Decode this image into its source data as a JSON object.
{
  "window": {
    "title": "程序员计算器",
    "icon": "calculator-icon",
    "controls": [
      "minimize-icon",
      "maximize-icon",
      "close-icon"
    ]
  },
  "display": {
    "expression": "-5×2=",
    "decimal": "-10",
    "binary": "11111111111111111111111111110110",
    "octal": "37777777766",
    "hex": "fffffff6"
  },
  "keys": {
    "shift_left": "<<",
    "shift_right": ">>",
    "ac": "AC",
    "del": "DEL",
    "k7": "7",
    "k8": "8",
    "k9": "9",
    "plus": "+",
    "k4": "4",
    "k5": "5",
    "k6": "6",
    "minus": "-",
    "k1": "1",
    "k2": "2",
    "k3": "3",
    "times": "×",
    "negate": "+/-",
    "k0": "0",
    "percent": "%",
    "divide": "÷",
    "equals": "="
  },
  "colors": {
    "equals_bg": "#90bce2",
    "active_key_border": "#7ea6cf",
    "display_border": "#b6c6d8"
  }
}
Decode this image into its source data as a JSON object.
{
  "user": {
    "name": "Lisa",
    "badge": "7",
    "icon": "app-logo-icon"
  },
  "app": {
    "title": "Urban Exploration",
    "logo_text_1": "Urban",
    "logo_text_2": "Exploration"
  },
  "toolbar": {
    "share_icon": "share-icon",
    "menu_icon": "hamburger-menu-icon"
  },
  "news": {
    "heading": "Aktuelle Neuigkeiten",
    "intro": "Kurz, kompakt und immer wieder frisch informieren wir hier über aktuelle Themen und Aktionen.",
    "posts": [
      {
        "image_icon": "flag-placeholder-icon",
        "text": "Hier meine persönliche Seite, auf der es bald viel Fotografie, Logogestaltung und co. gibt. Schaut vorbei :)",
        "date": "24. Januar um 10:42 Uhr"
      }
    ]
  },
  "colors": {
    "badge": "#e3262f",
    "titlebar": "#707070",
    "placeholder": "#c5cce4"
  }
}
----
▶ **TASK DIRECTIONS**: From the preceding material, extract every line exactly.

▶ **THE SOLUTION**:
Decode this image into its source data as a JSON object.
{
  "window": {
    "title": "程序员计算器",
    "icon": "calculator-icon",
    "controls": [
      "minimize-icon",
      "maximize-icon",
      "close-icon"
    ]
  },
  "display": {
    "expression": "-5×2=",
    "decimal": "-10",
    "binary": "11111111111111111111111111110110",
    "octal": "37777777766",
    "hex": "fffffff6"
  },
  "keys": {
    "shift_left": "<<",
    "shift_right": ">>",
    "ac": "AC",
    "del": "DEL",
    "k7": "7",
    "k8": "8",
    "k9": "9",
    "plus": "+",
    "k4": "4",
    "k5": "5",
    "k6": "6",
    "minus": "-",
    "k1": "1",
    "k2": "2",
    "k3": "3",
    "times": "×",
    "negate": "+/-",
    "k0": "0",
    "percent": "%",
    "divide": "÷",
    "equals": "="
  },
  "colors": {
    "equals_bg": "#90bce2",
    "active_key_border": "#7ea6cf",
    "display_border": "#b6c6d8"
  }
}
Decode this image into its source data as a JSON object.
{
  "user": {
    "name": "Lisa",
    "badge": "7",
    "icon": "app-logo-icon"
  },
  "app": {
    "title": "Urban Exploration",
    "logo_text_1": "Urban",
    "logo_text_2": "Exploration"
  },
  "toolbar": {
    "share_icon": "share-icon",
    "menu_icon": "hamburger-menu-icon"
  },
  "news": {
    "heading": "Aktuelle Neuigkeiten",
    "intro": "Kurz, kompakt und immer wieder frisch informieren wir hier über aktuelle Themen und Aktionen.",
    "posts": [
      {
        "image_icon": "flag-placeholder-icon",
        "text": "Hier meine persönliche Seite, auf der es bald viel Fotografie, Logogestaltung und co. gibt. Schaut vorbei :)",
        "date": "24. Januar um 10:42 Uhr"
      }
    ]
  },
  "colors": {
    "badge": "#e3262f",
    "titlebar": "#707070",
    "placeholder": "#c5cce4"
  }
}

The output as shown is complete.